>> start Data provided
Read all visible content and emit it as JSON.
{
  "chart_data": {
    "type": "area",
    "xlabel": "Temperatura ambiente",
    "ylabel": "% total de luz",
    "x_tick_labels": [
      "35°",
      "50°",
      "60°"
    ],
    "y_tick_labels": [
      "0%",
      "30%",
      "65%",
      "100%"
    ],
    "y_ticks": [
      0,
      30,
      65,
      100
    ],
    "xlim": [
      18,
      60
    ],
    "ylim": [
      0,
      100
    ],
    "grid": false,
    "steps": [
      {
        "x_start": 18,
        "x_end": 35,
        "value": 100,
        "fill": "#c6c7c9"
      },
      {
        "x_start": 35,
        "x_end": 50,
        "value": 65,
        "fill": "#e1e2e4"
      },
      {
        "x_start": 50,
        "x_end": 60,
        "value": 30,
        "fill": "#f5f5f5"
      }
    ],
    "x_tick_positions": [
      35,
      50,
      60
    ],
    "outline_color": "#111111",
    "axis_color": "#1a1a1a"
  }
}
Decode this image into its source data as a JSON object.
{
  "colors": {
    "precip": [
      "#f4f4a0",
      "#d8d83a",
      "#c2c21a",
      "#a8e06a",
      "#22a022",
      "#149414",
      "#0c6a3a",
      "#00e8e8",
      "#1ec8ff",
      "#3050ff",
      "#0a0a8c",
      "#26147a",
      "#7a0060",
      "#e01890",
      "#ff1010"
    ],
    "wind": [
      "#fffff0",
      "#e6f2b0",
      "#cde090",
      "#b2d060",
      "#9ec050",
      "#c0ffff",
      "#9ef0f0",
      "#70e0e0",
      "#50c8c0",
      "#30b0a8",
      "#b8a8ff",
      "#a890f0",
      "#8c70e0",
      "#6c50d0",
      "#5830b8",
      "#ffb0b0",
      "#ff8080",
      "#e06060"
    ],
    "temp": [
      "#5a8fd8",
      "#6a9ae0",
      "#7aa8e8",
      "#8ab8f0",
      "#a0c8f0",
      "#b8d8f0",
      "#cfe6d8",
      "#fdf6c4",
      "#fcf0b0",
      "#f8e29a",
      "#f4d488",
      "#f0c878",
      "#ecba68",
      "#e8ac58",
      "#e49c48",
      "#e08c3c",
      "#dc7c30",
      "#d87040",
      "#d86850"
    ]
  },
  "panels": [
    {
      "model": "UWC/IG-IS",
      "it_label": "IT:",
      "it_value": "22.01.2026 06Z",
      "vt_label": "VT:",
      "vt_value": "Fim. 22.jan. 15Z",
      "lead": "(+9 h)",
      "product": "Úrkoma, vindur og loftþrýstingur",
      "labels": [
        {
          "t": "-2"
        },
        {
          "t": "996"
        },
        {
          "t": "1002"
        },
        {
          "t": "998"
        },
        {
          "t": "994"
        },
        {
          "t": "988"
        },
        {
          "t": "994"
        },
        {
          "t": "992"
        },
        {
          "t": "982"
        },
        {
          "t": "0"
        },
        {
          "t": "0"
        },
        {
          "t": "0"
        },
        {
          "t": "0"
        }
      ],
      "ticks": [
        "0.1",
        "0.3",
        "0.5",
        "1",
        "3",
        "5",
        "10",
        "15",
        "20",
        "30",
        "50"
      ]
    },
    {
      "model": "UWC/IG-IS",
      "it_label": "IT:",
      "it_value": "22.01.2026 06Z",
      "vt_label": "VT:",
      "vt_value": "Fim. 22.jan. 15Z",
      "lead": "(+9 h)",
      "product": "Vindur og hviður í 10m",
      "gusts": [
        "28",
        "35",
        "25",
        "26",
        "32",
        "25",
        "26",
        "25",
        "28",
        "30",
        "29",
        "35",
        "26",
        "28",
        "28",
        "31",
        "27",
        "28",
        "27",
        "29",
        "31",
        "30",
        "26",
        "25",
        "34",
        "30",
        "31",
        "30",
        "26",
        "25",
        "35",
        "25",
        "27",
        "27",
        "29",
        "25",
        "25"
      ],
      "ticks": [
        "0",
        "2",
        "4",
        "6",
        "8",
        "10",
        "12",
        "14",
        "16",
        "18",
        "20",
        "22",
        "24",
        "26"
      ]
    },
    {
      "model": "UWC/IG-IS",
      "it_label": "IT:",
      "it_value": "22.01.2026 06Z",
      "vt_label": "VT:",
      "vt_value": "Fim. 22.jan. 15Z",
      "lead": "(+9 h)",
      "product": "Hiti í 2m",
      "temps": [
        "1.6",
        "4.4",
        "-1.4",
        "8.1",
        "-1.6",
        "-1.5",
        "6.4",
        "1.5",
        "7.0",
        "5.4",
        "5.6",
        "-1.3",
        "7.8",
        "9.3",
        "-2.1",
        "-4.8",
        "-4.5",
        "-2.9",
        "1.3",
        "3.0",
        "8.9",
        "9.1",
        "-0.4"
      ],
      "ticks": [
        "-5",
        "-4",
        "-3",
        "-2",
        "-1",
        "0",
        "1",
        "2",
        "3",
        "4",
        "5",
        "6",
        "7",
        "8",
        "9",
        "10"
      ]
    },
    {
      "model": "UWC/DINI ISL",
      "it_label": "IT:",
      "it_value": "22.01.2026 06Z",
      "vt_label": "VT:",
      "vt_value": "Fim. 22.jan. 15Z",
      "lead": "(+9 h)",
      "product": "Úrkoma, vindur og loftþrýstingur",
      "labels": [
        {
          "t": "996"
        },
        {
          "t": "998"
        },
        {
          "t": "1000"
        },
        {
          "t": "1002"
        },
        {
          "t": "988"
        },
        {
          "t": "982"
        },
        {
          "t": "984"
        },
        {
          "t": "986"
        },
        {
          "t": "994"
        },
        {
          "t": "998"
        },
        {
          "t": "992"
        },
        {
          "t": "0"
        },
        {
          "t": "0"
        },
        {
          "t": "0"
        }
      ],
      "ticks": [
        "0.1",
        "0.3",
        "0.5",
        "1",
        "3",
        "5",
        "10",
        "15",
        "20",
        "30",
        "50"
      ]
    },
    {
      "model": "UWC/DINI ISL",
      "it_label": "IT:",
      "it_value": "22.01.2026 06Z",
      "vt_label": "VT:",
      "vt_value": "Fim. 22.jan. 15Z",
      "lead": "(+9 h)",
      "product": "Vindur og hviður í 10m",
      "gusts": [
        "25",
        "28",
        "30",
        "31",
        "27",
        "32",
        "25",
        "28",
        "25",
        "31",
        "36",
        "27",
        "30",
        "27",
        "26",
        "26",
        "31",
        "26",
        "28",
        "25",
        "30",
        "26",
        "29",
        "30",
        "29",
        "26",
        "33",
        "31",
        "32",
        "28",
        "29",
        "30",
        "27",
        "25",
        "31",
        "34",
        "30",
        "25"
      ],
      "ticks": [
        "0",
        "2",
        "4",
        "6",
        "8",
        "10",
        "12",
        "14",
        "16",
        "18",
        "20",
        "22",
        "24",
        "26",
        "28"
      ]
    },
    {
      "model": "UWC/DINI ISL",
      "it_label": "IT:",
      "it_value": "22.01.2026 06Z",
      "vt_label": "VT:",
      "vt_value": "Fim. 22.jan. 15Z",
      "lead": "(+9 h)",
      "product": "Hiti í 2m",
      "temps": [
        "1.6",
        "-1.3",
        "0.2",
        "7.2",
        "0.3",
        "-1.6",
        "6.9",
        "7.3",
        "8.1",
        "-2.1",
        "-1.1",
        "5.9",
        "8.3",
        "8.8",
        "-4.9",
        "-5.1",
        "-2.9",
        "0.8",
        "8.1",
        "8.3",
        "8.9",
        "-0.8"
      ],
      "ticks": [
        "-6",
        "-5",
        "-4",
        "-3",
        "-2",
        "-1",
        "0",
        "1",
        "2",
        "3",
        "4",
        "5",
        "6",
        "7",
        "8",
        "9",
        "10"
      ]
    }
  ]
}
>> end Data provided
• [Written request] Go through the records above and retype each one exactly.

• [Reply]
Read all visible content and emit it as JSON.
{
  "chart_data": {
    "type": "area",
    "xlabel": "Temperatura ambiente",
    "ylabel": "% total de luz",
    "x_tick_labels": [
      "35°",
      "50°",
      "60°"
    ],
    "y_tick_labels": [
      "0%",
      "30%",
      "65%",
      "100%"
    ],
    "y_ticks": [
      0,
      30,
      65,
      100
    ],
    "xlim": [
      18,
      60
    ],
    "ylim": [
      0,
      100
    ],
    "grid": false,
    "steps": [
      {
        "x_start": 18,
        "x_end": 35,
        "value": 100,
        "fill": "#c6c7c9"
      },
      {
        "x_start": 35,
        "x_end": 50,
        "value": 65,
        "fill": "#e1e2e4"
      },
      {
        "x_start": 50,
        "x_end": 60,
        "value": 30,
        "fill": "#f5f5f5"
      }
    ],
    "x_tick_positions": [
      35,
      50,
      60
    ],
    "outline_color": "#111111",
    "axis_color": "#1a1a1a"
  }
}
Decode this image into its source data as a JSON object.
{
  "colors": {
    "precip": [
      "#f4f4a0",
      "#d8d83a",
      "#c2c21a",
      "#a8e06a",
      "#22a022",
      "#149414",
      "#0c6a3a",
      "#00e8e8",
      "#1ec8ff",
      "#3050ff",
      "#0a0a8c",
      "#26147a",
      "#7a0060",
      "#e01890",
      "#ff1010"
    ],
    "wind": [
      "#fffff0",
      "#e6f2b0",
      "#cde090",
      "#b2d060",
      "#9ec050",
      "#c0ffff",
      "#9ef0f0",
      "#70e0e0",
      "#50c8c0",
      "#30b0a8",
      "#b8a8ff",
      "#a890f0",
      "#8c70e0",
      "#6c50d0",
      "#5830b8",
      "#ffb0b0",
      "#ff8080",
      "#e06060"
    ],
    "temp": [
      "#5a8fd8",
      "#6a9ae0",
      "#7aa8e8",
      "#8ab8f0",
      "#a0c8f0",
      "#b8d8f0",
      "#cfe6d8",
      "#fdf6c4",
      "#fcf0b0",
      "#f8e29a",
      "#f4d488",
      "#f0c878",
      "#ecba68",
      "#e8ac58",
      "#e49c48",
      "#e08c3c",
      "#dc7c30",
      "#d87040",
      "#d86850"
    ]
  },
  "panels": [
    {
      "model": "UWC/IG-IS",
      "it_label": "IT:",
      "it_value": "22.01.2026 06Z",
      "vt_label": "VT:",
      "vt_value": "Fim. 22.jan. 15Z",
      "lead": "(+9 h)",
      "product": "Úrkoma, vindur og loftþrýstingur",
      "labels": [
        {
          "t": "-2"
        },
        {
          "t": "996"
        },
        {
          "t": "1002"
        },
        {
          "t": "998"
        },
        {
          "t": "994"
        },
        {
          "t": "988"
        },
        {
          "t": "994"
        },
        {
          "t": "992"
        },
        {
          "t": "982"
        },
        {
          "t": "0"
        },
        {
          "t": "0"
        },
        {
          "t": "0"
        },
        {
          "t": "0"
        }
      ],
      "ticks": [
        "0.1",
        "0.3",
        "0.5",
        "1",
        "3",
        "5",
        "10",
        "15",
        "20",
        "30",
        "50"
      ]
    },
    {
      "model": "UWC/IG-IS",
      "it_label": "IT:",
      "it_value": "22.01.2026 06Z",
      "vt_label": "VT:",
      "vt_value": "Fim. 22.jan. 15Z",
      "lead": "(+9 h)",
      "product": "Vindur og hviður í 10m",
      "gusts": [
        "28",
        "35",
        "25",
        "26",
        "32",
        "25",
        "26",
        "25",
        "28",
        "30",
        "29",
        "35",
        "26",
        "28",
        "28",
        "31",
        "27",
        "28",
        "27",
        "29",
        "31",
        "30",
        "26",
        "25",
        "34",
        "30",
        "31",
        "30",
        "26",
        "25",
        "35",
        "25",
        "27",
        "27",
        "29",
        "25",
        "25"
      ],
      "ticks": [
        "0",
        "2",
        "4",
        "6",
        "8",
        "10",
        "12",
        "14",
        "16",
        "18",
        "20",
        "22",
        "24",
        "26"
      ]
    },
    {
      "model": "UWC/IG-IS",
      "it_label": "IT:",
      "it_value": "22.01.2026 06Z",
      "vt_label": "VT:",
      "vt_value": "Fim. 22.jan. 15Z",
      "lead": "(+9 h)",
      "product": "Hiti í 2m",
      "temps": [
        "1.6",
        "4.4",
        "-1.4",
        "8.1",
        "-1.6",
        "-1.5",
        "6.4",
        "1.5",
        "7.0",
        "5.4",
        "5.6",
        "-1.3",
        "7.8",
        "9.3",
        "-2.1",
        "-4.8",
        "-4.5",
        "-2.9",
        "1.3",
        "3.0",
        "8.9",
        "9.1",
        "-0.4"
      ],
      "ticks": [
        "-5",
        "-4",
        "-3",
        "-2",
        "-1",
        "0",
        "1",
        "2",
        "3",
        "4",
        "5",
        "6",
        "7",
        "8",
        "9",
        "10"
      ]
    },
    {
      "model": "UWC/DINI ISL",
      "it_label": "IT:",
      "it_value": "22.01.2026 06Z",
      "vt_label": "VT:",
      "vt_value": "Fim. 22.jan. 15Z",
      "lead": "(+9 h)",
      "product": "Úrkoma, vindur og loftþrýstingur",
      "labels": [
        {
          "t": "996"
        },
        {
          "t": "998"
        },
        {
          "t": "1000"
        },
        {
          "t": "1002"
        },
        {
          "t": "988"
        },
        {
          "t": "982"
        },
        {
          "t": "984"
        },
        {
          "t": "986"
        },
        {
          "t": "994"
        },
        {
          "t": "998"
        },
        {
          "t": "992"
        },
        {
          "t": "0"
        },
        {
          "t": "0"
        },
        {
          "t": "0"
        }
      ],
      "ticks": [
        "0.1",
        "0.3",
        "0.5",
        "1",
        "3",
        "5",
        "10",
        "15",
        "20",
        "30",
        "50"
      ]
    },
    {
      "model": "UWC/DINI ISL",
      "it_label": "IT:",
      "it_value": "22.01.2026 06Z",
      "vt_label": "VT:",
      "vt_value": "Fim. 22.jan. 15Z",
      "lead": "(+9 h)",
      "product": "Vindur og hviður í 10m",
      "gusts": [
        "25",
        "28",
        "30",
        "31",
        "27",
        "32",
        "25",
        "28",
        "25",
        "31",
        "36",
        "27",
        "30",
        "27",
        "26",
        "26",
        "31",
        "26",
        "28",
        "25",
        "30",
        "26",
        "29",
        "30",
        "29",
        "26",
        "33",
        "31",
        "32",
        "28",
        "29",
        "30",
        "27",
        "25",
        "31",
        "34",
        "30",
        "25"
      ],
      "ticks": [
        "0",
        "2",
        "4",
        "6",
        "8",
        "10",
        "12",
        "14",
        "16",
        "18",
        "20",
        "22",
        "24",
        "26",
        "28"
      ]
    },
    {
      "model": "UWC/DINI ISL",
      "it_label": "IT:",
      "it_value": "22.01.2026 06Z",
      "vt_label": "VT:",
      "vt_value": "Fim. 22.jan. 15Z",
      "lead": "(+9 h)",
      "product": "Hiti í 2m",
      "temps": [
        "1.6",
        "-1.3",
        "0.2",
        "7.2",
        "0.3",
        "-1.6",
        "6.9",
        "7.3",
        "8.1",
        "-2.1",
        "-1.1",
        "5.9",
        "8.3",
        "8.8",
        "-4.9",
        "-5.1",
        "-2.9",
        "0.8",
        "8.1",
        "8.3",
        "8.9",
        "-0.8"
      ],
      "ticks": [
        "-6",
        "-5",
        "-4",
        "-3",
        "-2",
        "-1",
        "0",
        "1",
        "2",
        "3",
        "4",
        "5",
        "6",
        "7",
        "8",
        "9",
        "10"
      ]
    }
  ]
}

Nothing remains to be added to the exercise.